Information shown |
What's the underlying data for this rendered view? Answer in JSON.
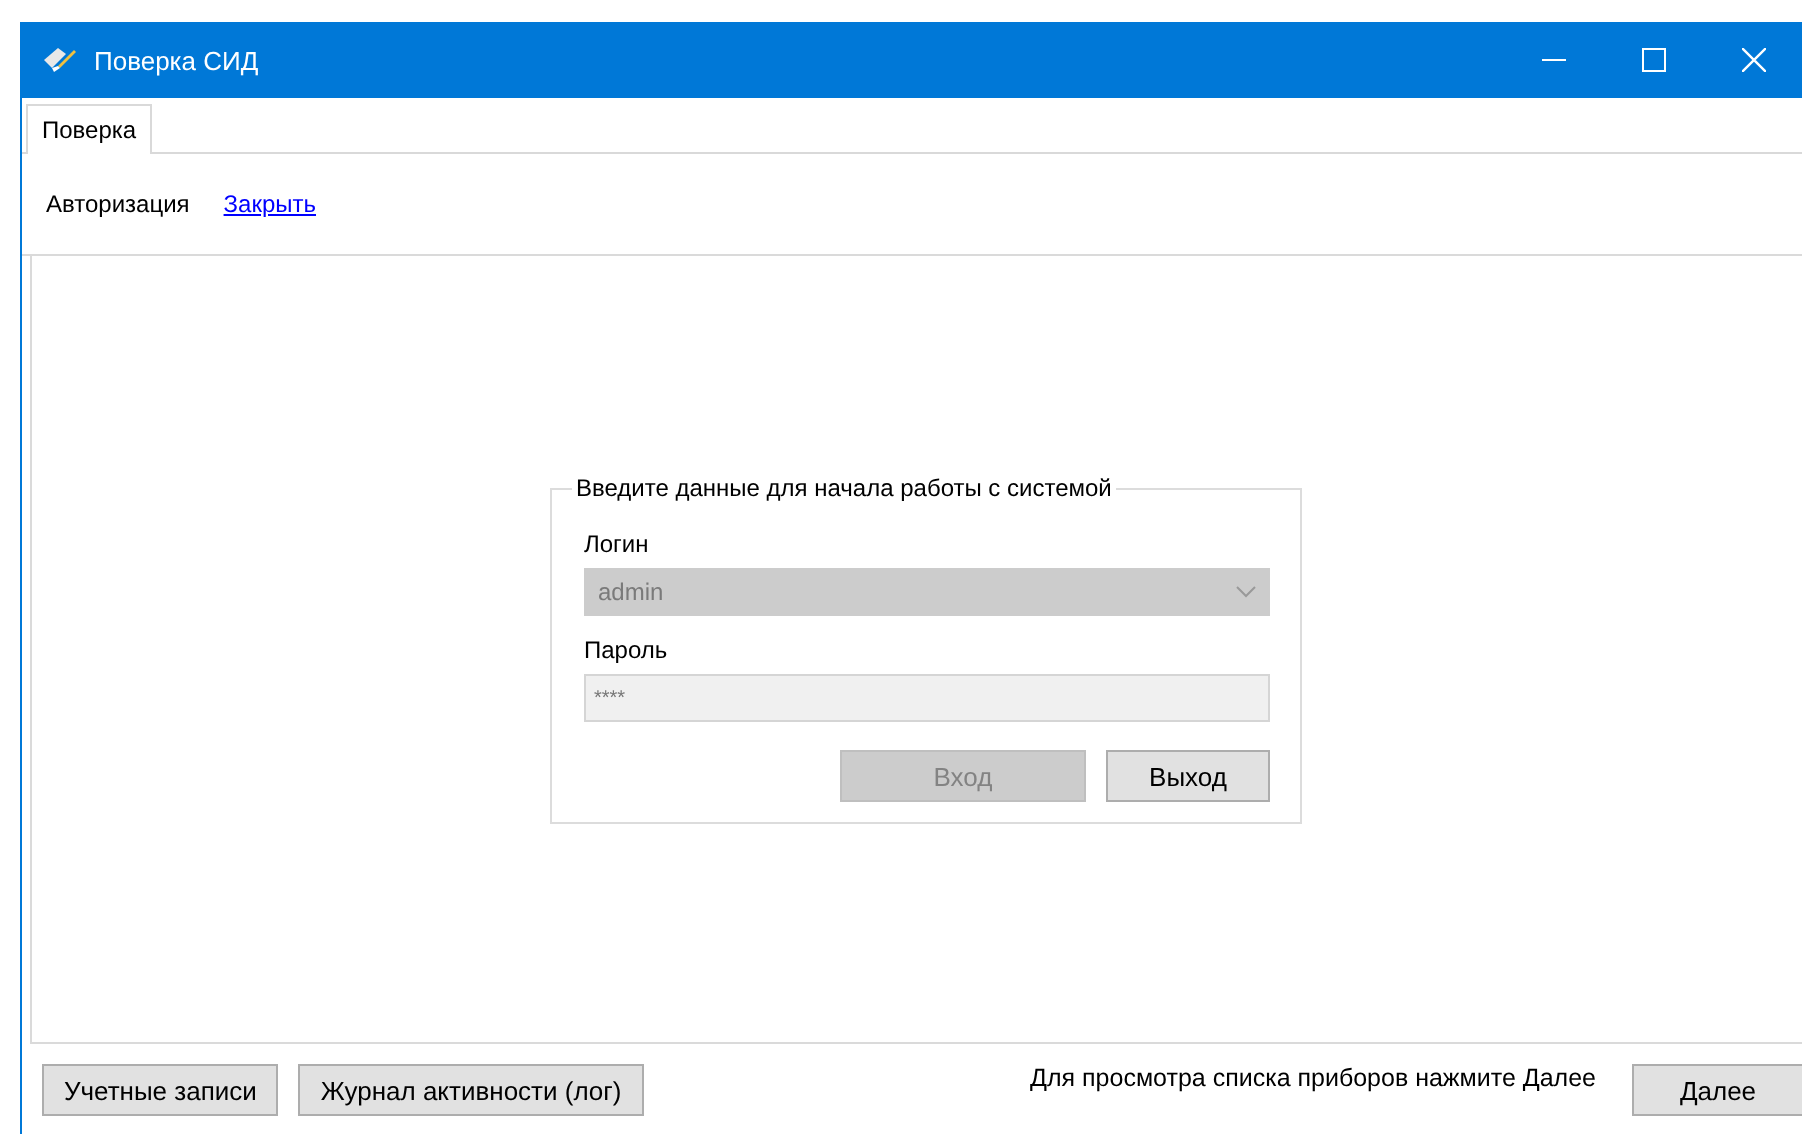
{
  "window": {
    "title": "Поверка СИД"
  },
  "tabs": [
    {
      "label": "Поверка",
      "selected": true
    }
  ],
  "toolbar": {
    "label": "Авторизация",
    "link": "Закрыть"
  },
  "login_group": {
    "title": "Введите данные для начала работы с системой",
    "login": {
      "label": "Логин",
      "value": "admin",
      "disabled": true
    },
    "password": {
      "label": "Пароль",
      "value": "****",
      "disabled": false
    },
    "buttons": [
      {
        "label": "Вход",
        "disabled": true
      },
      {
        "label": "Выход",
        "disabled": false
      }
    ]
  },
  "footer": {
    "buttons": [
      {
        "label": "Учетные записи"
      },
      {
        "label": "Журнал активности (лог)"
      }
    ],
    "hint": "Для просмотра списка приборов нажмите Далее",
    "next": {
      "label": "Далее"
    }
  }
}
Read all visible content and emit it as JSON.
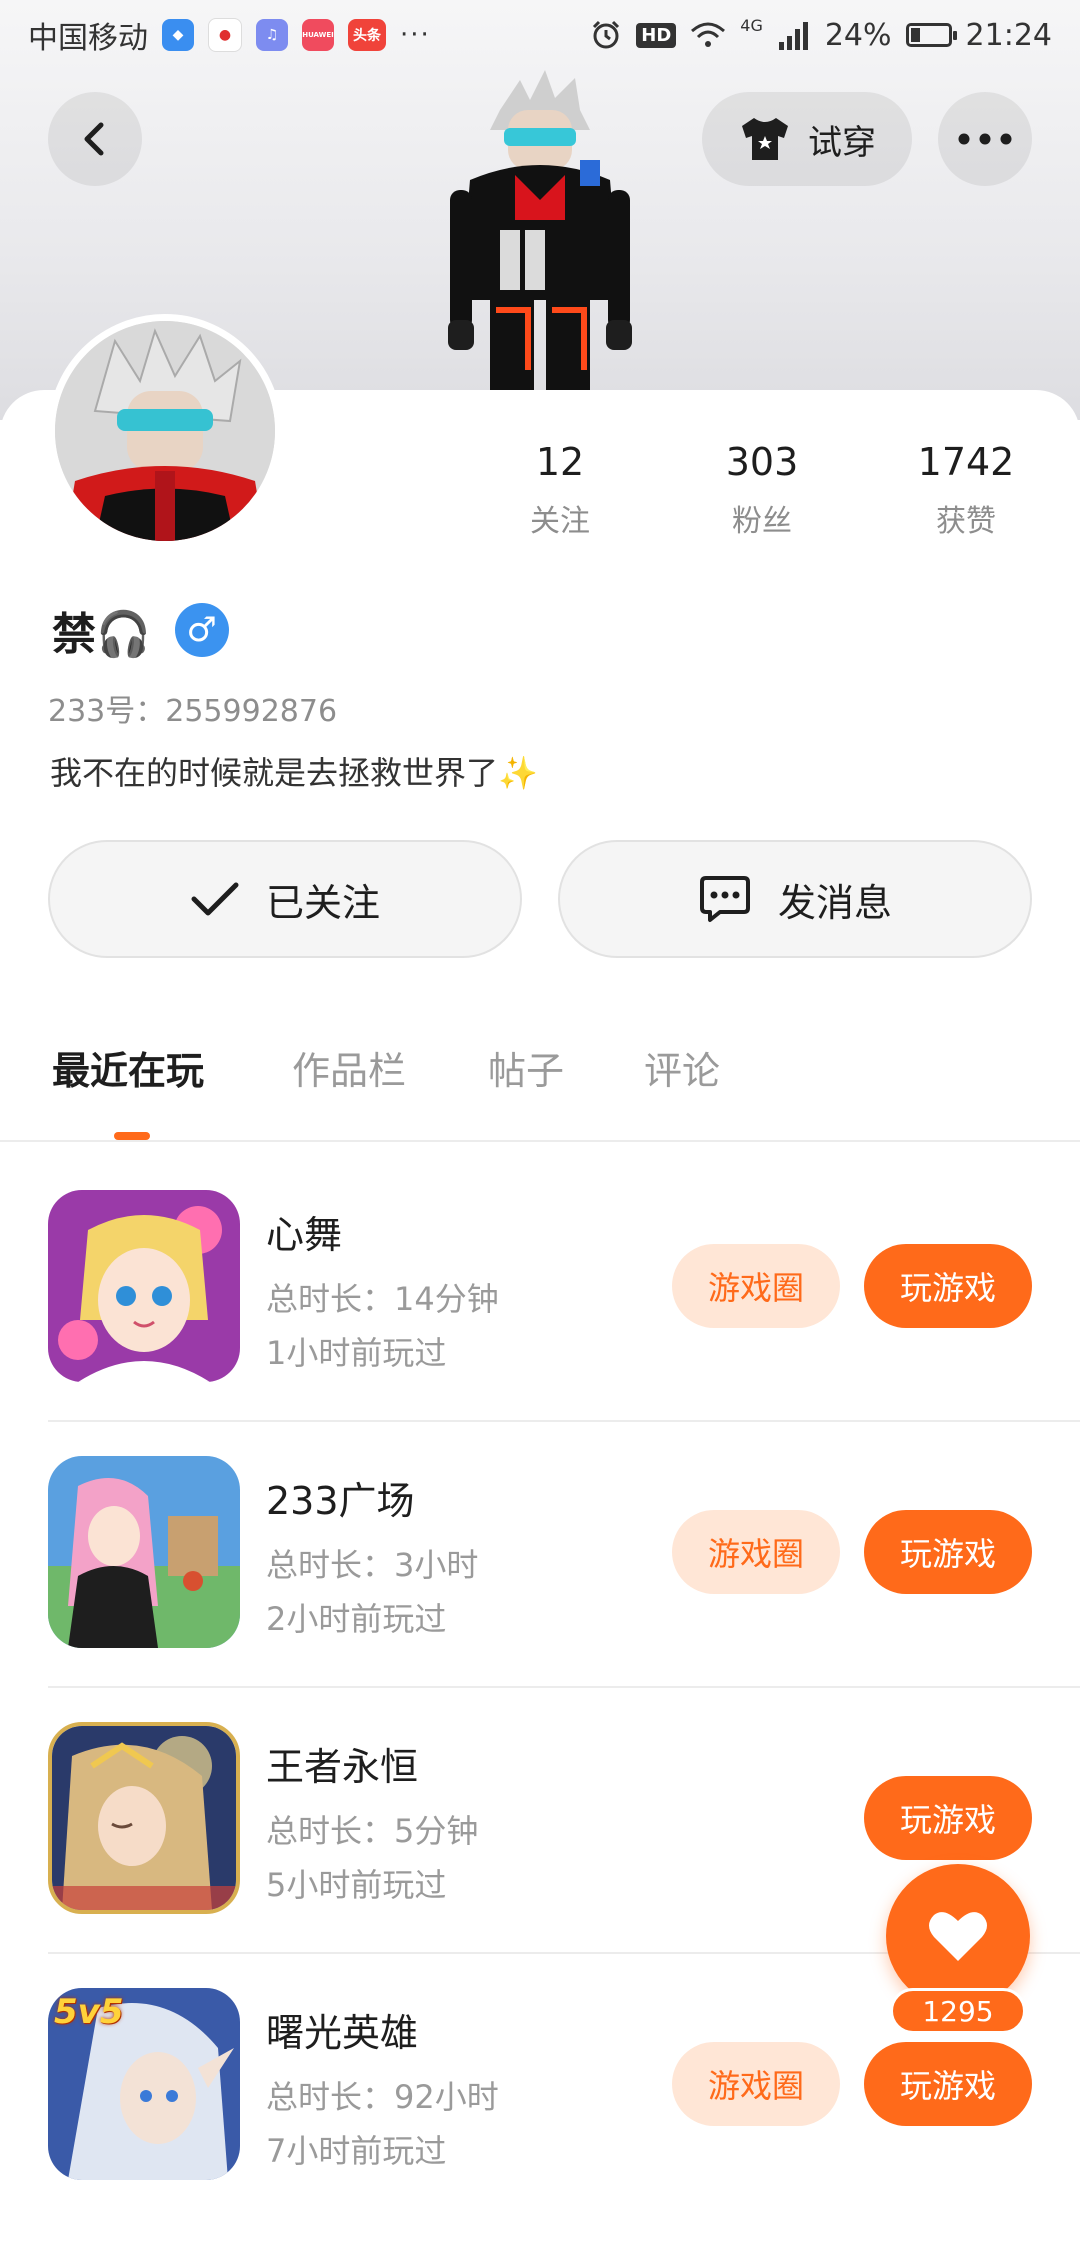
{
  "status_bar": {
    "carrier": "中国移动",
    "apps": [
      "shield-app",
      "baidu-map-app",
      "music-app",
      "huawei-app",
      "toutiao-app"
    ],
    "huawei_label": "HUAWEI",
    "toutiao_label": "头条",
    "more": "···",
    "hd": "HD",
    "network": "4G",
    "battery_percent": "24%",
    "battery_level": 0.24,
    "time": "21:24"
  },
  "header": {
    "back_icon": "chevron-left-icon",
    "try_on_label": "试穿",
    "more_icon": "more-horizontal-icon"
  },
  "profile": {
    "stats": [
      {
        "value": "12",
        "label": "关注"
      },
      {
        "value": "303",
        "label": "粉丝"
      },
      {
        "value": "1742",
        "label": "获赞"
      }
    ],
    "name": "禁🎧",
    "gender_symbol": "♂",
    "uid_text": "233号：255992876",
    "bio": "我不在的时候就是去拯救世界了✨",
    "follow_button": "已关注",
    "message_button": "发消息"
  },
  "tabs": [
    {
      "label": "最近在玩",
      "active": true
    },
    {
      "label": "作品栏",
      "active": false
    },
    {
      "label": "帖子",
      "active": false
    },
    {
      "label": "评论",
      "active": false
    }
  ],
  "games": [
    {
      "name": "心舞",
      "duration": "总时长：14分钟",
      "last_played": "1小时前玩过",
      "circle_label": "游戏圈",
      "has_circle": true,
      "play_label": "玩游戏"
    },
    {
      "name": "233广场",
      "duration": "总时长：3小时",
      "last_played": "2小时前玩过",
      "circle_label": "游戏圈",
      "has_circle": true,
      "play_label": "玩游戏"
    },
    {
      "name": "王者永恒",
      "duration": "总时长：5分钟",
      "last_played": "5小时前玩过",
      "circle_label": "",
      "has_circle": false,
      "play_label": "玩游戏"
    },
    {
      "name": "曙光英雄",
      "duration": "总时长：92小时",
      "last_played": "7小时前玩过",
      "circle_label": "游戏圈",
      "has_circle": true,
      "play_label": "玩游戏",
      "icon_badge": "5v5"
    }
  ],
  "like": {
    "count": "1295",
    "icon": "heart-icon"
  },
  "colors": {
    "accent": "#ff6a1a",
    "accent_light": "#ffe6d6",
    "gender_blue": "#3b93f0",
    "text_primary": "#1e1e1e",
    "text_secondary": "#9a9a9a"
  }
}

Objective | Without including the pictures, reproduce all entries exactly.

The completed task |
What's the underlying data for this rendered view? Answer in JSON.
{
  "window": {
    "title": "Поверка СИД"
  },
  "tabs": [
    {
      "label": "Поверка",
      "selected": true
    }
  ],
  "toolbar": {
    "label": "Авторизация",
    "link": "Закрыть"
  },
  "login_group": {
    "title": "Введите данные для начала работы с системой",
    "login": {
      "label": "Логин",
      "value": "admin",
      "disabled": true
    },
    "password": {
      "label": "Пароль",
      "value": "****",
      "disabled": false
    },
    "buttons": [
      {
        "label": "Вход",
        "disabled": true
      },
      {
        "label": "Выход",
        "disabled": false
      }
    ]
  },
  "footer": {
    "buttons": [
      {
        "label": "Учетные записи"
      },
      {
        "label": "Журнал активности (лог)"
      }
    ],
    "hint": "Для просмотра списка приборов нажмите Далее",
    "next": {
      "label": "Далее"
    }
  }
}
Read all visible content and emit it as JSON.
{
  "status_bar": {
    "carrier": "中国移动",
    "apps": [
      "shield-app",
      "baidu-map-app",
      "music-app",
      "huawei-app",
      "toutiao-app"
    ],
    "huawei_label": "HUAWEI",
    "toutiao_label": "头条",
    "more": "···",
    "hd": "HD",
    "network": "4G",
    "battery_percent": "24%",
    "battery_level": 0.24,
    "time": "21:24"
  },
  "header": {
    "back_icon": "chevron-left-icon",
    "try_on_label": "试穿",
    "more_icon": "more-horizontal-icon"
  },
  "profile": {
    "stats": [
      {
        "value": "12",
        "label": "关注"
      },
      {
        "value": "303",
        "label": "粉丝"
      },
      {
        "value": "1742",
        "label": "获赞"
      }
    ],
    "name": "禁🎧",
    "gender_symbol": "♂",
    "uid_text": "233号：255992876",
    "bio": "我不在的时候就是去拯救世界了✨",
    "follow_button": "已关注",
    "message_button": "发消息"
  },
  "tabs": [
    {
      "label": "最近在玩",
      "active": true
    },
    {
      "label": "作品栏",
      "active": false
    },
    {
      "label": "帖子",
      "active": false
    },
    {
      "label": "评论",
      "active": false
    }
  ],
  "games": [
    {
      "name": "心舞",
      "duration": "总时长：14分钟",
      "last_played": "1小时前玩过",
      "circle_label": "游戏圈",
      "has_circle": true,
      "play_label": "玩游戏"
    },
    {
      "name": "233广场",
      "duration": "总时长：3小时",
      "last_played": "2小时前玩过",
      "circle_label": "游戏圈",
      "has_circle": true,
      "play_label": "玩游戏"
    },
    {
      "name": "王者永恒",
      "duration": "总时长：5分钟",
      "last_played": "5小时前玩过",
      "circle_label": "",
      "has_circle": false,
      "play_label": "玩游戏"
    },
    {
      "name": "曙光英雄",
      "duration": "总时长：92小时",
      "last_played": "7小时前玩过",
      "circle_label": "游戏圈",
      "has_circle": true,
      "play_label": "玩游戏",
      "icon_badge": "5v5"
    }
  ],
  "like": {
    "count": "1295",
    "icon": "heart-icon"
  },
  "colors": {
    "accent": "#ff6a1a",
    "accent_light": "#ffe6d6",
    "gender_blue": "#3b93f0",
    "text_primary": "#1e1e1e",
    "text_secondary": "#9a9a9a"
  }
}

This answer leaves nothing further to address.